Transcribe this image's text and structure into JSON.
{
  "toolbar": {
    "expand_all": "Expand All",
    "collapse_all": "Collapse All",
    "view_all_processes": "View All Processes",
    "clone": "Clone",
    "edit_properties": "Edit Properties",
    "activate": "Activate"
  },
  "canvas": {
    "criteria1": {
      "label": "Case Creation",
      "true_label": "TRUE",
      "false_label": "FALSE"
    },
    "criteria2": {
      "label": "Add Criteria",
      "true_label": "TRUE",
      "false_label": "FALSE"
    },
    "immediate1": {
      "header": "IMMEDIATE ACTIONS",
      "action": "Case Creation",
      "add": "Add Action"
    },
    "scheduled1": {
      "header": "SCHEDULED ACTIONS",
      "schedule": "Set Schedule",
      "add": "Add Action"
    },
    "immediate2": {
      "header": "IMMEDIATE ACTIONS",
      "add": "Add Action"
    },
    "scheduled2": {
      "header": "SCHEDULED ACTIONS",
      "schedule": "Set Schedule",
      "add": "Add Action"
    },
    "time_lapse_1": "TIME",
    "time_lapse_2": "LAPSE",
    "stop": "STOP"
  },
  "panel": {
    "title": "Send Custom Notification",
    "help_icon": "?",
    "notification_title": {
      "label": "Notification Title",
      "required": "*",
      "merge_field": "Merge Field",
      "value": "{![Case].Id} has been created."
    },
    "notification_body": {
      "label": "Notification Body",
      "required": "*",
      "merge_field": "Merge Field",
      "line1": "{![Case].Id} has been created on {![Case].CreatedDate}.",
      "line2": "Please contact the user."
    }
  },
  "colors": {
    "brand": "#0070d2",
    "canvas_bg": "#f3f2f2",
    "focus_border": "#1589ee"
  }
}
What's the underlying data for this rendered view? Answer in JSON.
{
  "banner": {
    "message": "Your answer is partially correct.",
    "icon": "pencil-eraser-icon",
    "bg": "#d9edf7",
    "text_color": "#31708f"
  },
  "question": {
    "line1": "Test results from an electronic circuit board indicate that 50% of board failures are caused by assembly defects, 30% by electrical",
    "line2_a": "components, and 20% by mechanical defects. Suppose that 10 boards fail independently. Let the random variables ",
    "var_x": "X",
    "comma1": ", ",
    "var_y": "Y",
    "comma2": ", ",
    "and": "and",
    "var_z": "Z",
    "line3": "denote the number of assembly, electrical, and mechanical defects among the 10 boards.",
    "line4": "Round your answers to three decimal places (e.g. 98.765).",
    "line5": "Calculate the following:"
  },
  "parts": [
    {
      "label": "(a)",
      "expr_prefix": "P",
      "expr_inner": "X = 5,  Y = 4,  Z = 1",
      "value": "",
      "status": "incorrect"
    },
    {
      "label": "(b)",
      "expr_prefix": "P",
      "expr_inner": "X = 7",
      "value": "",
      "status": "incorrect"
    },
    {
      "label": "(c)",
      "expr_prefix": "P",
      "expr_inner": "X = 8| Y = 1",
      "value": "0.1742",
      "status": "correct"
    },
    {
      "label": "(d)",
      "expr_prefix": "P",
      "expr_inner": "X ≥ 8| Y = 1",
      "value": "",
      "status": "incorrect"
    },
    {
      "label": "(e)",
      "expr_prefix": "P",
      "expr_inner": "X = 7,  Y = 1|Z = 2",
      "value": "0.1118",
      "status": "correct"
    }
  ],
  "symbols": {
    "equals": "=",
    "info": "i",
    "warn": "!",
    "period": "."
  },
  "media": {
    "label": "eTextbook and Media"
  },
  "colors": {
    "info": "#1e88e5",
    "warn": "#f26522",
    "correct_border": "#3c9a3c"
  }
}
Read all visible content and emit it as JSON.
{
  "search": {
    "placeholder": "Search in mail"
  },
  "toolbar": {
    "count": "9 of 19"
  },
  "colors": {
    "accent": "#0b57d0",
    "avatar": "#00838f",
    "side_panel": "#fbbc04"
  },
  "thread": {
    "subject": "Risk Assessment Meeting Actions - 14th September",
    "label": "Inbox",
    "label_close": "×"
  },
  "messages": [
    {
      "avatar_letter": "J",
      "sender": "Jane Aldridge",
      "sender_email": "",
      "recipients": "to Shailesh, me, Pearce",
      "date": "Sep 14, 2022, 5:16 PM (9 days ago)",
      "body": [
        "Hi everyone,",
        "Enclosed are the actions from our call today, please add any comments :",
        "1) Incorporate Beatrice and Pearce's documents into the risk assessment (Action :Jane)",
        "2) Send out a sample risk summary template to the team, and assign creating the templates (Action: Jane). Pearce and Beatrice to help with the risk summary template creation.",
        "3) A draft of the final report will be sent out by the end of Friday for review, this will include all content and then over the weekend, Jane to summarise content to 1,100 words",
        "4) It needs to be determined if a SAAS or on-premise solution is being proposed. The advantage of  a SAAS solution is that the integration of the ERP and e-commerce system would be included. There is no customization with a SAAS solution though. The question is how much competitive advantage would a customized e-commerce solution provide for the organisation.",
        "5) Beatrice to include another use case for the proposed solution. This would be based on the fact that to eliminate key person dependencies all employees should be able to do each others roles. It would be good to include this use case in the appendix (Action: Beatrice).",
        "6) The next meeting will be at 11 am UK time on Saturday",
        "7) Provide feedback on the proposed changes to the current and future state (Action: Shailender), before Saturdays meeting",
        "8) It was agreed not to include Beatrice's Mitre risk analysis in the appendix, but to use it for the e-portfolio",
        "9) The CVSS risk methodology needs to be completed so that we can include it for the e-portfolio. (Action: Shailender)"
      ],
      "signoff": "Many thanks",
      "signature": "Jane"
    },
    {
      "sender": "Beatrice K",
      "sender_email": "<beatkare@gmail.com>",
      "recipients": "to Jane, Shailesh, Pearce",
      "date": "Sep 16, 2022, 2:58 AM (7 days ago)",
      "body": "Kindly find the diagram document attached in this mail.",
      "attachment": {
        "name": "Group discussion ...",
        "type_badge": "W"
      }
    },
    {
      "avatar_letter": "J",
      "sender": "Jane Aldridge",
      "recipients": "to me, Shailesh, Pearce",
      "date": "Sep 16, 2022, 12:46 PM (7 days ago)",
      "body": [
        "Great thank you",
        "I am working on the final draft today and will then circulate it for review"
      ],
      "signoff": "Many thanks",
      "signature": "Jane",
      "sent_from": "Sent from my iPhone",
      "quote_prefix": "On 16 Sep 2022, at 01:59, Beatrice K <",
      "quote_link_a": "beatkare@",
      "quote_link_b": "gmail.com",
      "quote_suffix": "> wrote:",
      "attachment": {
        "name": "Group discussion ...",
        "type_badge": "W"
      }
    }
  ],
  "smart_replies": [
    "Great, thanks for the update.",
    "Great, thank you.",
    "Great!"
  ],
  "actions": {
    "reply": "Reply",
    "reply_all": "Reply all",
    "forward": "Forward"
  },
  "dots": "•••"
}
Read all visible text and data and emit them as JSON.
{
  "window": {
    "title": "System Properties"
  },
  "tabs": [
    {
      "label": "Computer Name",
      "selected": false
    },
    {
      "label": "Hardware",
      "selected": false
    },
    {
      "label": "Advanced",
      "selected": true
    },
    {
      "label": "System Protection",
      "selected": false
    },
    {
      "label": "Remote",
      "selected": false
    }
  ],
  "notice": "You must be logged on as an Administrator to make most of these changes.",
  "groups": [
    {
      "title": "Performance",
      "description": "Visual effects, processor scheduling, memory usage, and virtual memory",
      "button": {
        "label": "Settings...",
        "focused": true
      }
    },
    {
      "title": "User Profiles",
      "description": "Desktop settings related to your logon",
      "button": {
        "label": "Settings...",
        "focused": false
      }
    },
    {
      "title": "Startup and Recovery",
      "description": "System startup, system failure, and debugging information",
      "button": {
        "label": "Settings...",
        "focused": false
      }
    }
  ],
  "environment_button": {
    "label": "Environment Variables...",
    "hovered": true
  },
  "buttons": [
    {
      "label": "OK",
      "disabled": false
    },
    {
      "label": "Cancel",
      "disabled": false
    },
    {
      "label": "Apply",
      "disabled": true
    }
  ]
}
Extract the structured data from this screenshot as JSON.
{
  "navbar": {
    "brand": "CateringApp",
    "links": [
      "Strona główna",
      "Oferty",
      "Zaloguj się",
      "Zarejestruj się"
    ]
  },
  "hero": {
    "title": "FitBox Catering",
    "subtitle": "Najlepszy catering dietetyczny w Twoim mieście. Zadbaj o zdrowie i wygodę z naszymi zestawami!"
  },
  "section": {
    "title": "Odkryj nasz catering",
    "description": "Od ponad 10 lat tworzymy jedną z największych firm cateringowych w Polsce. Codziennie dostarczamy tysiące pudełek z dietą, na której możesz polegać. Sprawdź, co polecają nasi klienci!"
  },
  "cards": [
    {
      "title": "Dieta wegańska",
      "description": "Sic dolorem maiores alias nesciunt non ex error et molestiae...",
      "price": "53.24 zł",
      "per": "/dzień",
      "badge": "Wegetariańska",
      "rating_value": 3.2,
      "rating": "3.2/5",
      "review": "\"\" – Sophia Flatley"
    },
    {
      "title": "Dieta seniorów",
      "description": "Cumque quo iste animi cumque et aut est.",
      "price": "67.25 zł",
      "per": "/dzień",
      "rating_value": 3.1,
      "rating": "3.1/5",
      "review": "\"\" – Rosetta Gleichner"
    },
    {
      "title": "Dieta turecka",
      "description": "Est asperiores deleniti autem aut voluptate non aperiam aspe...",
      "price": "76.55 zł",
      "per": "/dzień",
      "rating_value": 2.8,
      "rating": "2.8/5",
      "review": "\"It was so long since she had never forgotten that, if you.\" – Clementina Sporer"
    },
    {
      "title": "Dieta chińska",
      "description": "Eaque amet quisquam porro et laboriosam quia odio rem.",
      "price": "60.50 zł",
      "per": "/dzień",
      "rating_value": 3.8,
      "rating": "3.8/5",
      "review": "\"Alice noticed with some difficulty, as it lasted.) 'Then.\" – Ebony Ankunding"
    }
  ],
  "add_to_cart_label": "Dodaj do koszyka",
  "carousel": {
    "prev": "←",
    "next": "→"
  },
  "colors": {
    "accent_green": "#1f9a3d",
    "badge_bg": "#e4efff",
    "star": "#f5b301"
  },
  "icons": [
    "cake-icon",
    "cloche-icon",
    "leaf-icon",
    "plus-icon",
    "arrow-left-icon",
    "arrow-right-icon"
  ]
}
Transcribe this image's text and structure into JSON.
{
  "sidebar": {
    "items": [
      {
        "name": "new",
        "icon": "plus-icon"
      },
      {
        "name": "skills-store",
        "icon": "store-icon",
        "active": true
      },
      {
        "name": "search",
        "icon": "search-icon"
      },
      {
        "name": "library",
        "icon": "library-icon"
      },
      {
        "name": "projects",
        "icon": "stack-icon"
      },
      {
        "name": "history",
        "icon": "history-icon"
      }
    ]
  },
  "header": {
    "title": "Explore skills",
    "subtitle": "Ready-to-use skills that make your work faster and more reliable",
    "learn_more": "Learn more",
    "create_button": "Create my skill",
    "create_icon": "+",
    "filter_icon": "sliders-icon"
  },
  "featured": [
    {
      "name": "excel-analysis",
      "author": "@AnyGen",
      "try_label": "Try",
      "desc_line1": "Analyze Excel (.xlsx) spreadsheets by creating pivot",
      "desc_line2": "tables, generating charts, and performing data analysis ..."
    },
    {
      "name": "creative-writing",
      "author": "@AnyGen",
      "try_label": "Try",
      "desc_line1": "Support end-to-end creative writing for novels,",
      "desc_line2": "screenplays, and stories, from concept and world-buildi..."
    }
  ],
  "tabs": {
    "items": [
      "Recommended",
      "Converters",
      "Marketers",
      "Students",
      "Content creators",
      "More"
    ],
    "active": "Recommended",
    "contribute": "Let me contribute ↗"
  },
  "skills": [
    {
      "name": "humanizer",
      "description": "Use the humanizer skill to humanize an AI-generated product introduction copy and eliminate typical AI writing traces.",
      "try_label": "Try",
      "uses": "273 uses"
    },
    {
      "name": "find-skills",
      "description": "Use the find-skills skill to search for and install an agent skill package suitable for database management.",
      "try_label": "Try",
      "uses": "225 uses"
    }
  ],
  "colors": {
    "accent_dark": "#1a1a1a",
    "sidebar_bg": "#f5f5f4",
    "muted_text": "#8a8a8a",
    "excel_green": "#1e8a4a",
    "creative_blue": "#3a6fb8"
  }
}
•••••
§ **What the task asks**
The word "defects" appears in how many lines of the data? Answer with only the number.

§ **Answer below**
3